- INSTRUCTIONS TO FOLLOW
Take the line that has "Transcribe the text in this document." in it and every line after it to the end of the entries, and reproduce them exactly.

— Start of RECORDED DATA —

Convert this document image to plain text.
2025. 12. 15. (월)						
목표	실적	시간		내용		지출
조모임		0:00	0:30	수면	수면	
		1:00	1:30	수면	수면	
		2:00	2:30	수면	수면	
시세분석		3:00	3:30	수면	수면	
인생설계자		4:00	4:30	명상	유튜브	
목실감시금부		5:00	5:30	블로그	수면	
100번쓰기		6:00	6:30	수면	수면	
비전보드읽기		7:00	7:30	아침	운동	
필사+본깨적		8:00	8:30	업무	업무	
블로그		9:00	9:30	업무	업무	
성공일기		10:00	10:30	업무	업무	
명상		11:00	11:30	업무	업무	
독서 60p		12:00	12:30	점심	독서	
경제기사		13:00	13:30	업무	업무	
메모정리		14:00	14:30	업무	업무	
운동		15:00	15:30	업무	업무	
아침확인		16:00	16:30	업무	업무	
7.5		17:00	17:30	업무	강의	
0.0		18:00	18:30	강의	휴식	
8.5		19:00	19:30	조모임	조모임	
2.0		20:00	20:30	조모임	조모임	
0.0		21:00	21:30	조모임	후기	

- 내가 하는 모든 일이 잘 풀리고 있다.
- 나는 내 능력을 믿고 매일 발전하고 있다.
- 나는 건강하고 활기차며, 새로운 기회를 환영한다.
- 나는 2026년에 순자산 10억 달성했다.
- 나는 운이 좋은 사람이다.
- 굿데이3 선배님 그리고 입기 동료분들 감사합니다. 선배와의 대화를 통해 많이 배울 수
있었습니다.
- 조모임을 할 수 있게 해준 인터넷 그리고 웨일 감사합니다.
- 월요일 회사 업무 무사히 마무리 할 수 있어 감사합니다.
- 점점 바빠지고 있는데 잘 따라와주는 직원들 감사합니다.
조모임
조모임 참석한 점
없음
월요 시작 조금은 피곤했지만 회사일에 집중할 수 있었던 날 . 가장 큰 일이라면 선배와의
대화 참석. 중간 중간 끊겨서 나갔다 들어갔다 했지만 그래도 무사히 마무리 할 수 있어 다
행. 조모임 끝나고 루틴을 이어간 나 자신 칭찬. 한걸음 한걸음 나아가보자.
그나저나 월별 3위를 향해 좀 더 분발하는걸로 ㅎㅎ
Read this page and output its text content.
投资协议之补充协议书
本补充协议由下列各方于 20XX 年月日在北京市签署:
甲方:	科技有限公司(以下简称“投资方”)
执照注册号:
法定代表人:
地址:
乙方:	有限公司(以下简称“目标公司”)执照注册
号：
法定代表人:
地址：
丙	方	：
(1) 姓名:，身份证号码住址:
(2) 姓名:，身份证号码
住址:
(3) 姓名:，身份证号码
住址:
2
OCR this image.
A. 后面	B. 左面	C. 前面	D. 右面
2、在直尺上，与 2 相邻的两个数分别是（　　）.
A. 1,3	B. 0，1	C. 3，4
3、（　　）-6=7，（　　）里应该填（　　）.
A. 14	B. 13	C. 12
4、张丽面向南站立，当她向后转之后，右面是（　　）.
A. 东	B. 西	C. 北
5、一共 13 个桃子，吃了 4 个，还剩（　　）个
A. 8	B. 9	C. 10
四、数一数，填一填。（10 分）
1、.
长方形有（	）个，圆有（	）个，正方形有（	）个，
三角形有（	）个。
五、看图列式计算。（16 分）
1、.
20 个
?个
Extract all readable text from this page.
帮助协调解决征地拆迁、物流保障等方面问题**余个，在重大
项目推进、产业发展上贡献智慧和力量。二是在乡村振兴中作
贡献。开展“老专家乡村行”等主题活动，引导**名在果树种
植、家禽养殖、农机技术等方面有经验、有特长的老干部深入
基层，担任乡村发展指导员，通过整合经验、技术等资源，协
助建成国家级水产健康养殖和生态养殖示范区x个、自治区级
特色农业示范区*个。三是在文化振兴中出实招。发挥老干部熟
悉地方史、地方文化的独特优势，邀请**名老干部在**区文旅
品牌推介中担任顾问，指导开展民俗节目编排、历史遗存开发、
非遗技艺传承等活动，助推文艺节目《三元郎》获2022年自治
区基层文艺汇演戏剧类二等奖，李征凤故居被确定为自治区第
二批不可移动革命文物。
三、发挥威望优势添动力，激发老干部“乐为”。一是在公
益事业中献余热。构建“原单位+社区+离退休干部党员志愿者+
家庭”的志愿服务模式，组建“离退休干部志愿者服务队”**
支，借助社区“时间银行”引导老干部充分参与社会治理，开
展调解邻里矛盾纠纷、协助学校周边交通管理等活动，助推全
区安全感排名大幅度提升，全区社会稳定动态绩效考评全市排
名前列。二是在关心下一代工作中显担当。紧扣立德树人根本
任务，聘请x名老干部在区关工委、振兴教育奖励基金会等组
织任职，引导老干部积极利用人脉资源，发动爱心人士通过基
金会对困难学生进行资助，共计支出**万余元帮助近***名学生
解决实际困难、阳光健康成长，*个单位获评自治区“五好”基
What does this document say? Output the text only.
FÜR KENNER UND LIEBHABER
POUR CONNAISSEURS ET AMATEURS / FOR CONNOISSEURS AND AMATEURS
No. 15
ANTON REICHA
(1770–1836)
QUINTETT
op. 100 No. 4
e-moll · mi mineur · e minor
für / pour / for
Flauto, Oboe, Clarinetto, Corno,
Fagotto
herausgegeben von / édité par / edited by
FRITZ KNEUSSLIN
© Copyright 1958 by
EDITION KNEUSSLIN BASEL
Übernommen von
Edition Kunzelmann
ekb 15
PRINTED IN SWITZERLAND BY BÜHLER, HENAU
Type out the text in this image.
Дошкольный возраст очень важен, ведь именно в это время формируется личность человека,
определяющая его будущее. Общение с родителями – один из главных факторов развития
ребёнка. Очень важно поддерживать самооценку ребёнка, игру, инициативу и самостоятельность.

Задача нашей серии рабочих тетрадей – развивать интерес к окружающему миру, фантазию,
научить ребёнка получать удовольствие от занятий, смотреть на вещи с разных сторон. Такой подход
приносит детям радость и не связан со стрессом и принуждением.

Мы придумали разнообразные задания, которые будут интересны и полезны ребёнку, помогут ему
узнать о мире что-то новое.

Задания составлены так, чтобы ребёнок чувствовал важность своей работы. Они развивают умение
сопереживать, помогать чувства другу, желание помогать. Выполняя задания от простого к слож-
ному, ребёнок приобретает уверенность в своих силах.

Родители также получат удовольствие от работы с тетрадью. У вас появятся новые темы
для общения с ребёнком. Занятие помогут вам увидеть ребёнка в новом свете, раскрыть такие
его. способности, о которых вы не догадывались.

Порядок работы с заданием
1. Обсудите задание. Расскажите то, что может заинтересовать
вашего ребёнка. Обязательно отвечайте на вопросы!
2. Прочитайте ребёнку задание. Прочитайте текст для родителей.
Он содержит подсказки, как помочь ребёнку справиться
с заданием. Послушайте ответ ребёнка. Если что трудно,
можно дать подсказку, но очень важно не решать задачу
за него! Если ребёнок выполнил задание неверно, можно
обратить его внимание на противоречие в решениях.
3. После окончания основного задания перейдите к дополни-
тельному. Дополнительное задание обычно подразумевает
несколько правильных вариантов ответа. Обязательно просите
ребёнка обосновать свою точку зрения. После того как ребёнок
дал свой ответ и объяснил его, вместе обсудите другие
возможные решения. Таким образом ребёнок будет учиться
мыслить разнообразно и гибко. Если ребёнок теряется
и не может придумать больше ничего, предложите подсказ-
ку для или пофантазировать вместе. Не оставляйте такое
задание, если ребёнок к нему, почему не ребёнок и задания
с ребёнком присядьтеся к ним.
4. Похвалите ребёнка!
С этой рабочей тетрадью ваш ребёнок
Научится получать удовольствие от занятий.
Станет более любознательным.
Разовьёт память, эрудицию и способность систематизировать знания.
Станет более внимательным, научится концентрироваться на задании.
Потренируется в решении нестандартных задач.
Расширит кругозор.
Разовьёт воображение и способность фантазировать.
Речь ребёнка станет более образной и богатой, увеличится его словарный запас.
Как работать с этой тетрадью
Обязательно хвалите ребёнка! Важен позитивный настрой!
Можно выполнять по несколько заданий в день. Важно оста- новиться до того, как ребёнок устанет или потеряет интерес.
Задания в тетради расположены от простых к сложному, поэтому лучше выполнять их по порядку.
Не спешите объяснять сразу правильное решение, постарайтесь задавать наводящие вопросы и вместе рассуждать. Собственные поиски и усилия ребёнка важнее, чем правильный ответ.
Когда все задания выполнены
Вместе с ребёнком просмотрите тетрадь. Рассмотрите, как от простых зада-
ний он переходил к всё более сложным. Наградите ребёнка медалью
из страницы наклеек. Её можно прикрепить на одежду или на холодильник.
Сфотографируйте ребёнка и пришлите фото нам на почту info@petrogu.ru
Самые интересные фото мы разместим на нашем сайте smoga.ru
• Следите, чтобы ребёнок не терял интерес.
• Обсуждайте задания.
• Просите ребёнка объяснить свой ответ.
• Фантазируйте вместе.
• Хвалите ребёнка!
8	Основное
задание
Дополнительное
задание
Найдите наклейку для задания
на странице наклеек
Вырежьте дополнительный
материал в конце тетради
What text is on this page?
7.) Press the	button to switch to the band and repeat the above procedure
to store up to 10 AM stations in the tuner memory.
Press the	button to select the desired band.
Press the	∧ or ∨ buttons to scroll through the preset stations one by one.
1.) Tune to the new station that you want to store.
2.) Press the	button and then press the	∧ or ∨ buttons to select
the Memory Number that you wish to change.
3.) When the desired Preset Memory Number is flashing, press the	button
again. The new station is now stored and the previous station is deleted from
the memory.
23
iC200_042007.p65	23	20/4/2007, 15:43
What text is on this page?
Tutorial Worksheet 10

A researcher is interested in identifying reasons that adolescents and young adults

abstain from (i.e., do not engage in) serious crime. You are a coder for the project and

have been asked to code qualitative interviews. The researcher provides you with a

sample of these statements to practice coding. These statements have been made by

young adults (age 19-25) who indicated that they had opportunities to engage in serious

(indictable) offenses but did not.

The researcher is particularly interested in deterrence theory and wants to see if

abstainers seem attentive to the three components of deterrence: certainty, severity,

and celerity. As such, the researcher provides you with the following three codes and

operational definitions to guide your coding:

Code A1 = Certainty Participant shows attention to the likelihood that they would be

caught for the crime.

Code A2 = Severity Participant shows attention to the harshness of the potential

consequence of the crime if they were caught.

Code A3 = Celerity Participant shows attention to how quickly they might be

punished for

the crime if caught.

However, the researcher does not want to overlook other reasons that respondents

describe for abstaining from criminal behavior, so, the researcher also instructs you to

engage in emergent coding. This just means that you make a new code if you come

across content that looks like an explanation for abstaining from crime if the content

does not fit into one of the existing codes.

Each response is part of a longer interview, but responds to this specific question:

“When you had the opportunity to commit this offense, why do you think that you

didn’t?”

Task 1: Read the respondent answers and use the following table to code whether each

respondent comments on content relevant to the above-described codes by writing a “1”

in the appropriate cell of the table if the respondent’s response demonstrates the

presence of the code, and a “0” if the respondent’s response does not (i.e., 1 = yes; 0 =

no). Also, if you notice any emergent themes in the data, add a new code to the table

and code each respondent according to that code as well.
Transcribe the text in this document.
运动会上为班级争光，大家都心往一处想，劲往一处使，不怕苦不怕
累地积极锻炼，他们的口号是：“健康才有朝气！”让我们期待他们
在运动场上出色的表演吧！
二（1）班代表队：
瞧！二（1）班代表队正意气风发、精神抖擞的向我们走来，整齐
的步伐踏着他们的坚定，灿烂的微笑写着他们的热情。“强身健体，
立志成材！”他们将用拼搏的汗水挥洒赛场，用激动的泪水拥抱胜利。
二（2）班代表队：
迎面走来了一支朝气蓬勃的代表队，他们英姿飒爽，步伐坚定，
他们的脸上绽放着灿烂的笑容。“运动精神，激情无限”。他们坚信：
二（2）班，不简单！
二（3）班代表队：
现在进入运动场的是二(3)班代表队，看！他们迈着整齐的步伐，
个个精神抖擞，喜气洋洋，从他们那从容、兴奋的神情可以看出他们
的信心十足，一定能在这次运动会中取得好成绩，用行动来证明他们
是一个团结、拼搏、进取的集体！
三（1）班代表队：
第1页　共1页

— End of RECORDED DATA —

- ANSWER TO THIS EXERCISE
Transcribe the text in this document.
运动会上为班级争光，大家都心往一处想，劲往一处使，不怕苦不怕
累地积极锻炼，他们的口号是：“健康才有朝气！”让我们期待他们
在运动场上出色的表演吧！
二（1）班代表队：
瞧！二（1）班代表队正意气风发、精神抖擞的向我们走来，整齐
的步伐踏着他们的坚定，灿烂的微笑写着他们的热情。“强身健体，
立志成材！”他们将用拼搏的汗水挥洒赛场，用激动的泪水拥抱胜利。
二（2）班代表队：
迎面走来了一支朝气蓬勃的代表队，他们英姿飒爽，步伐坚定，
他们的脸上绽放着灿烂的笑容。“运动精神，激情无限”。他们坚信：
二（2）班，不简单！
二（3）班代表队：
现在进入运动场的是二(3)班代表队，看！他们迈着整齐的步伐，
个个精神抖擞，喜气洋洋，从他们那从容、兴奋的神情可以看出他们
的信心十足，一定能在这次运动会中取得好成绩，用行动来证明他们
是一个团结、拼搏、进取的集体！
三（1）班代表队：
第1页　共1页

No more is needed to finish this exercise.